### WRITTEN REQUEST
Each line below should be reproduced without any alteration.

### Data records
*-*-*

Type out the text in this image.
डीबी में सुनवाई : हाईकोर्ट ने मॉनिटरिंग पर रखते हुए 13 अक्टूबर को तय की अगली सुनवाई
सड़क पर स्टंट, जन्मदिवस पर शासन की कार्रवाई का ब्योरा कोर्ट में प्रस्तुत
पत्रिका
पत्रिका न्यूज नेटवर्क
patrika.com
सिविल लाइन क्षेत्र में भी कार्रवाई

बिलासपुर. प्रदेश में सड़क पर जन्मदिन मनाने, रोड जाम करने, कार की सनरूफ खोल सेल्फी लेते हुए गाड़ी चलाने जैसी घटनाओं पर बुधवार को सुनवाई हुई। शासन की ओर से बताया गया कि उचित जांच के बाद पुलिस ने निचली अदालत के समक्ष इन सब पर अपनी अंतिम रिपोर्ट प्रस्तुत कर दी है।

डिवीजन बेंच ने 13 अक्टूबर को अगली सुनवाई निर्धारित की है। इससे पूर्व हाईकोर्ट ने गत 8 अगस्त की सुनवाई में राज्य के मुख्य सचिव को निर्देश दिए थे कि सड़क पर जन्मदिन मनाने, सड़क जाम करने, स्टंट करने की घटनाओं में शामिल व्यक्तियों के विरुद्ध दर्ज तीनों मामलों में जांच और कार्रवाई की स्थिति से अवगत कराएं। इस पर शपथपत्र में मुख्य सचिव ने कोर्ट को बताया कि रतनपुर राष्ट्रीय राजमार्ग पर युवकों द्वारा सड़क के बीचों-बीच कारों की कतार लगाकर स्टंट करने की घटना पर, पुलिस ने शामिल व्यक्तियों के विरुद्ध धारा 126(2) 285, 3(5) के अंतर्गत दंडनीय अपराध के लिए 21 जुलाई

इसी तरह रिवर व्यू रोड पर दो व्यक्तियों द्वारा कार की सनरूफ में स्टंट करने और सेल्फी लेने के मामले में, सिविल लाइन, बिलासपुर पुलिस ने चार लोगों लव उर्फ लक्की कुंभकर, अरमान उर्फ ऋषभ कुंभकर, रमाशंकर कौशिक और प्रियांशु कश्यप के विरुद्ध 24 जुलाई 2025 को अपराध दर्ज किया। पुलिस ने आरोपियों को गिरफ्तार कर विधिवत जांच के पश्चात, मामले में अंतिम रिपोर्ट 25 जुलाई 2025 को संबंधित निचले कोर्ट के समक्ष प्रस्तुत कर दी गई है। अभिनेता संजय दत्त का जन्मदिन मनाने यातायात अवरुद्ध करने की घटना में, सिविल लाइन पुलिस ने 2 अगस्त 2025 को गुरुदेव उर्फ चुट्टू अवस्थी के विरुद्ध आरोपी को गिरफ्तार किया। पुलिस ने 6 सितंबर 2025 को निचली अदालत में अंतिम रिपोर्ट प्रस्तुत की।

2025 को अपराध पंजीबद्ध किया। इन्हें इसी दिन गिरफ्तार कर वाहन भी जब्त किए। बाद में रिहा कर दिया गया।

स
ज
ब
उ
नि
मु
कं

*-*-*

### FULL OUTPUT
Type out the text in this image.
डीबी में सुनवाई : हाईकोर्ट ने मॉनिटरिंग पर रखते हुए 13 अक्टूबर को तय की अगली सुनवाई
सड़क पर स्टंट, जन्मदिवस पर शासन की कार्रवाई का ब्योरा कोर्ट में प्रस्तुत
पत्रिका
पत्रिका न्यूज नेटवर्क
patrika.com
सिविल लाइन क्षेत्र में भी कार्रवाई

बिलासपुर. प्रदेश में सड़क पर जन्मदिन मनाने, रोड जाम करने, कार की सनरूफ खोल सेल्फी लेते हुए गाड़ी चलाने जैसी घटनाओं पर बुधवार को सुनवाई हुई। शासन की ओर से बताया गया कि उचित जांच के बाद पुलिस ने निचली अदालत के समक्ष इन सब पर अपनी अंतिम रिपोर्ट प्रस्तुत कर दी है।

डिवीजन बेंच ने 13 अक्टूबर को अगली सुनवाई निर्धारित की है। इससे पूर्व हाईकोर्ट ने गत 8 अगस्त की सुनवाई में राज्य के मुख्य सचिव को निर्देश दिए थे कि सड़क पर जन्मदिन मनाने, सड़क जाम करने, स्टंट करने की घटनाओं में शामिल व्यक्तियों के विरुद्ध दर्ज तीनों मामलों में जांच और कार्रवाई की स्थिति से अवगत कराएं। इस पर शपथपत्र में मुख्य सचिव ने कोर्ट को बताया कि रतनपुर राष्ट्रीय राजमार्ग पर युवकों द्वारा सड़क के बीचों-बीच कारों की कतार लगाकर स्टंट करने की घटना पर, पुलिस ने शामिल व्यक्तियों के विरुद्ध धारा 126(2) 285, 3(5) के अंतर्गत दंडनीय अपराध के लिए 21 जुलाई

इसी तरह रिवर व्यू रोड पर दो व्यक्तियों द्वारा कार की सनरूफ में स्टंट करने और सेल्फी लेने के मामले में, सिविल लाइन, बिलासपुर पुलिस ने चार लोगों लव उर्फ लक्की कुंभकर, अरमान उर्फ ऋषभ कुंभकर, रमाशंकर कौशिक और प्रियांशु कश्यप के विरुद्ध 24 जुलाई 2025 को अपराध दर्ज किया। पुलिस ने आरोपियों को गिरफ्तार कर विधिवत जांच के पश्चात, मामले में अंतिम रिपोर्ट 25 जुलाई 2025 को संबंधित निचले कोर्ट के समक्ष प्रस्तुत कर दी गई है। अभिनेता संजय दत्त का जन्मदिन मनाने यातायात अवरुद्ध करने की घटना में, सिविल लाइन पुलिस ने 2 अगस्त 2025 को गुरुदेव उर्फ चुट्टू अवस्थी के विरुद्ध आरोपी को गिरफ्तार किया। पुलिस ने 6 सितंबर 2025 को निचली अदालत में अंतिम रिपोर्ट प्रस्तुत की।

2025 को अपराध पंजीबद्ध किया। इन्हें इसी दिन गिरफ्तार कर वाहन भी जब्त किए। बाद में रिहा कर दिया गया।

स
ज
ब
उ
नि
मु
कं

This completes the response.